▶ **SUPPLIED MATERIAL**
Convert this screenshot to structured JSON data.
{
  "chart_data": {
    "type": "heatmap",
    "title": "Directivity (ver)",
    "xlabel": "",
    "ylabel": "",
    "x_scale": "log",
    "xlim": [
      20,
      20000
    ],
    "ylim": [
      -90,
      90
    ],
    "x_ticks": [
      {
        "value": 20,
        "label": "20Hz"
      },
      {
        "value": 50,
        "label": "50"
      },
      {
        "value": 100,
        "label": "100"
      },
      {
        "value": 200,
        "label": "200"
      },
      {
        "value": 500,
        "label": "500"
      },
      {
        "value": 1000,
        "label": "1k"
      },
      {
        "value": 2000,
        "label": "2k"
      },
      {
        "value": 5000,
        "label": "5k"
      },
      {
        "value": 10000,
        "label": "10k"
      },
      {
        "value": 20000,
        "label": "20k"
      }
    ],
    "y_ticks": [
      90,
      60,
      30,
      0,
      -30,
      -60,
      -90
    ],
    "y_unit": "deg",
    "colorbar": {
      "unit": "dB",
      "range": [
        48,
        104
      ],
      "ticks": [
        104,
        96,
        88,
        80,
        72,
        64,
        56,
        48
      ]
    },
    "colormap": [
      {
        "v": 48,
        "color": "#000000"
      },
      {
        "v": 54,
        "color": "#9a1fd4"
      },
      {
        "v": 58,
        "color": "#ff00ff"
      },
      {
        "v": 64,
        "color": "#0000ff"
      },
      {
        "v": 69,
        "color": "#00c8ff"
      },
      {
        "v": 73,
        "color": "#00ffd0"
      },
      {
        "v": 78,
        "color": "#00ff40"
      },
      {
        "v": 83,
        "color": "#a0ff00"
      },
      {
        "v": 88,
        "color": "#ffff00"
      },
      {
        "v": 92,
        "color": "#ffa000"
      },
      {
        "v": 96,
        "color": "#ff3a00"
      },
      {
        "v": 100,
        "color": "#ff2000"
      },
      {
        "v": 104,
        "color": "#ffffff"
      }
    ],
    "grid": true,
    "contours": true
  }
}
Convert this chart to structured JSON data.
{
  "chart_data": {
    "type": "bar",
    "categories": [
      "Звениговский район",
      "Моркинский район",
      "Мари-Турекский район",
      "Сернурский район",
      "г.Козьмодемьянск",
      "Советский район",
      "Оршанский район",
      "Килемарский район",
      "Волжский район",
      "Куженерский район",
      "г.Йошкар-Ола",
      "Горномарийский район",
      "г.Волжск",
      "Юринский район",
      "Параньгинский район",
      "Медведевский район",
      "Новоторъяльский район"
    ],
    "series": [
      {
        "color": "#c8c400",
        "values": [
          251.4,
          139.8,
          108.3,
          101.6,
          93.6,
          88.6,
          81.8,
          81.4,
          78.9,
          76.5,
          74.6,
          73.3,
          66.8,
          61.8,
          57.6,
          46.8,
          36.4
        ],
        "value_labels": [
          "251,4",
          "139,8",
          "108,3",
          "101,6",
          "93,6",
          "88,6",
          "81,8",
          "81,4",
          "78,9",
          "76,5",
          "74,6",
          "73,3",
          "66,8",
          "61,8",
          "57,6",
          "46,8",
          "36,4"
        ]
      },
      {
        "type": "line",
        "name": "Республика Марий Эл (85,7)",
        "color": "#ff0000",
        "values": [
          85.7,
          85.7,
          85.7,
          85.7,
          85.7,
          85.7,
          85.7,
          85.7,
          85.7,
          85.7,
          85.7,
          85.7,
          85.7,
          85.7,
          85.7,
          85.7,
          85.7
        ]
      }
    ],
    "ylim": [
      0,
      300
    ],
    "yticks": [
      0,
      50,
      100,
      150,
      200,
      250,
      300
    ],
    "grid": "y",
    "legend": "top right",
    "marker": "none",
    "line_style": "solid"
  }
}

▶ **THE TASK**
Copy each line of the data that contains the word "structured".

▶ **EXPECTED OUTPUT**
Convert this screenshot to structured JSON data.
Convert this chart to structured JSON data.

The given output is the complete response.